Exercise
Provide the count of lines that hold "JSON" and no other output.

□ □ □ □

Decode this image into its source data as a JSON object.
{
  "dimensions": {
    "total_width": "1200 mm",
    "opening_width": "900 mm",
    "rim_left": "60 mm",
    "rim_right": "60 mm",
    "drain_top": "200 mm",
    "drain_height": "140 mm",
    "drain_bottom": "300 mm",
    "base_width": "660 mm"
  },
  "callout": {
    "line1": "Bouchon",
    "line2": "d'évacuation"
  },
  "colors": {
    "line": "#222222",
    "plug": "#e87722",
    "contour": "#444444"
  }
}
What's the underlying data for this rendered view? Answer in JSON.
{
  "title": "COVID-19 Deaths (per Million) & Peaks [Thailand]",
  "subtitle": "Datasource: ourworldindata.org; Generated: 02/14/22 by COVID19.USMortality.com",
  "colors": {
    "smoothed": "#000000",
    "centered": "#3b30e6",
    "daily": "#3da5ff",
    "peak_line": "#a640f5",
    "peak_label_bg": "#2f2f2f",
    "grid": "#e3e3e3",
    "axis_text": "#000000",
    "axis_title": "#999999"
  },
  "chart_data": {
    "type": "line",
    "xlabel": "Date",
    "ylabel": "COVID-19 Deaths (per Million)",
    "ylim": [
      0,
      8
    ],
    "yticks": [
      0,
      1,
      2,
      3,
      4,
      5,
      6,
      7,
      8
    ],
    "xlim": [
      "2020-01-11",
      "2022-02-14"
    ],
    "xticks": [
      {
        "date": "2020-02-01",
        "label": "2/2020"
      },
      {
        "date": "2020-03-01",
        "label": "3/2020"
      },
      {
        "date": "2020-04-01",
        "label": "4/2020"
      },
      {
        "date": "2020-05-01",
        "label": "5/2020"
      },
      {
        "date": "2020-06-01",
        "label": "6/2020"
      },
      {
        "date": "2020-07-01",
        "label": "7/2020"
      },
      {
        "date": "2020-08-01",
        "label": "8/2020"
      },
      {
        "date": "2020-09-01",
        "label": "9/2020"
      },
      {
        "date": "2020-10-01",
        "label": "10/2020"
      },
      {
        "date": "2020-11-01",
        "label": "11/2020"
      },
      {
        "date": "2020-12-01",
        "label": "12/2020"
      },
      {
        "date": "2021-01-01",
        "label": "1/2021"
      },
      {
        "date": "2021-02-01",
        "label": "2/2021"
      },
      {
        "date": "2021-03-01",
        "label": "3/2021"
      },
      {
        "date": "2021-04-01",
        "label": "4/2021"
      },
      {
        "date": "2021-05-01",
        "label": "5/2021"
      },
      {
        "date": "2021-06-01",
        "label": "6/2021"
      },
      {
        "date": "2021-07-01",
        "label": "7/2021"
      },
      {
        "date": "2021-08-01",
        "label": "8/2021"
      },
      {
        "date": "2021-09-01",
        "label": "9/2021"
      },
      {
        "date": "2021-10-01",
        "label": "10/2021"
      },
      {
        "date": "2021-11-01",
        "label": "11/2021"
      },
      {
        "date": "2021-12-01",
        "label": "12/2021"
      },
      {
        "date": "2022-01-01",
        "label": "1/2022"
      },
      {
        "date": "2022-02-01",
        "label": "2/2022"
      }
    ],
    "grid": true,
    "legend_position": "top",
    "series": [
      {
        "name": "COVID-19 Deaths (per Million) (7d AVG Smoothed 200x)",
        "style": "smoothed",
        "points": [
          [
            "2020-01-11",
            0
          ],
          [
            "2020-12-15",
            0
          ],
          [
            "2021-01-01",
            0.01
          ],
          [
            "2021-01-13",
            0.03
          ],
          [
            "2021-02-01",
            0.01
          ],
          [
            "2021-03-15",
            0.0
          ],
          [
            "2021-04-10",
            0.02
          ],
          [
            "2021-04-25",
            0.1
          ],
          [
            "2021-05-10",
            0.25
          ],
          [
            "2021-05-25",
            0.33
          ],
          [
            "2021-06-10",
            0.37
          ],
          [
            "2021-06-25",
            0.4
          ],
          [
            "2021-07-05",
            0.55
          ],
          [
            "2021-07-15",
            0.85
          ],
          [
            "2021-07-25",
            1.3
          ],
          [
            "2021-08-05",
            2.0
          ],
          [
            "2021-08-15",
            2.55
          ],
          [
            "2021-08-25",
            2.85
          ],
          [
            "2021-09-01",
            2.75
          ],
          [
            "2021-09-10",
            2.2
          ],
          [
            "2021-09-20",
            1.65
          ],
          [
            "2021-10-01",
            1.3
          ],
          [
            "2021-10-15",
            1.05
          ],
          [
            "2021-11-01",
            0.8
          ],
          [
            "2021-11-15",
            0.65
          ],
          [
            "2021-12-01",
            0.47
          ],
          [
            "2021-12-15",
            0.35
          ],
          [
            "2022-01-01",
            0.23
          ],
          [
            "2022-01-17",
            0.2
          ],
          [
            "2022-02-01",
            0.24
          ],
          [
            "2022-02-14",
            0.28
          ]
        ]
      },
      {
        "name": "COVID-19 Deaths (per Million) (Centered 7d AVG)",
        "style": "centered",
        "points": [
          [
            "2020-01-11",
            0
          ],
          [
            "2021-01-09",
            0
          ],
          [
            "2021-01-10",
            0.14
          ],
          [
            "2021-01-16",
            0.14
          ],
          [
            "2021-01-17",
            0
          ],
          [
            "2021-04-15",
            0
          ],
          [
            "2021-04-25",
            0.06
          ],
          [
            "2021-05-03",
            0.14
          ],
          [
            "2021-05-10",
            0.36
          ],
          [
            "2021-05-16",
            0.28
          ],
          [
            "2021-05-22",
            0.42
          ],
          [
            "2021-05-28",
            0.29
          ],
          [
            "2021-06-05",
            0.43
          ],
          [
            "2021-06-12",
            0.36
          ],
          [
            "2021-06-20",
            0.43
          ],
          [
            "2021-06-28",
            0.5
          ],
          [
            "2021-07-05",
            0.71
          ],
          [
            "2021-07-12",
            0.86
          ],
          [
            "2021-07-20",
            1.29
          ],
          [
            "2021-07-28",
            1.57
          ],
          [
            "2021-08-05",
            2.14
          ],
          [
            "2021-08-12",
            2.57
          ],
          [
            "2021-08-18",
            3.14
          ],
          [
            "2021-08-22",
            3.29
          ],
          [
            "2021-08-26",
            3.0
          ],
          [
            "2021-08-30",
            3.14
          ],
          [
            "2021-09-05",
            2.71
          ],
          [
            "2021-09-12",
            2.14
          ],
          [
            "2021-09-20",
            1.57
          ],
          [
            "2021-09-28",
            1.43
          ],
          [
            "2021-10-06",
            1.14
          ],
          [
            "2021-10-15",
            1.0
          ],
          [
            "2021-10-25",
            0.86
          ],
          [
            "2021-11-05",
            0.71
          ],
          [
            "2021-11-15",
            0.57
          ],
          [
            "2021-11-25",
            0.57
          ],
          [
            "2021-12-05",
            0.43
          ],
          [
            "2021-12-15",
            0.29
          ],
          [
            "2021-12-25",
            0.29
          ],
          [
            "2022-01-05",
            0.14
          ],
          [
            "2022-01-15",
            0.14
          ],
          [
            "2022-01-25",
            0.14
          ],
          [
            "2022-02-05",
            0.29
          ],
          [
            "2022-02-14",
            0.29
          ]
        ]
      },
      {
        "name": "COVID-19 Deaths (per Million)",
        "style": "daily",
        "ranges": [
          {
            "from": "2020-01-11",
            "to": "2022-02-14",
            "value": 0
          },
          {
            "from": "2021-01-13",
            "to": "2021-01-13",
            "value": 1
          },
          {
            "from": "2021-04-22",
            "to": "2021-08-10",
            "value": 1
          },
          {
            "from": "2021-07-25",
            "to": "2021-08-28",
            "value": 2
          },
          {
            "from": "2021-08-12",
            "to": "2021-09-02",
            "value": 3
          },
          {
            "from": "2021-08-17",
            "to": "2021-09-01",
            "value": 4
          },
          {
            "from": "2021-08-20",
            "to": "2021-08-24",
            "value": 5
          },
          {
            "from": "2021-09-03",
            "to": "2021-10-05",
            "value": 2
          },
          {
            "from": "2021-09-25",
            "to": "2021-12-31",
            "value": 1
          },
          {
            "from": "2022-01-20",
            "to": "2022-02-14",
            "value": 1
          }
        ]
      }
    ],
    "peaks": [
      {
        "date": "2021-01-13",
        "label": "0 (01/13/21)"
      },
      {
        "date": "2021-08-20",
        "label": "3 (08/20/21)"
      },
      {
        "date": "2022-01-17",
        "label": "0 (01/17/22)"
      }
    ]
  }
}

□ □ □ □

Output of the task
2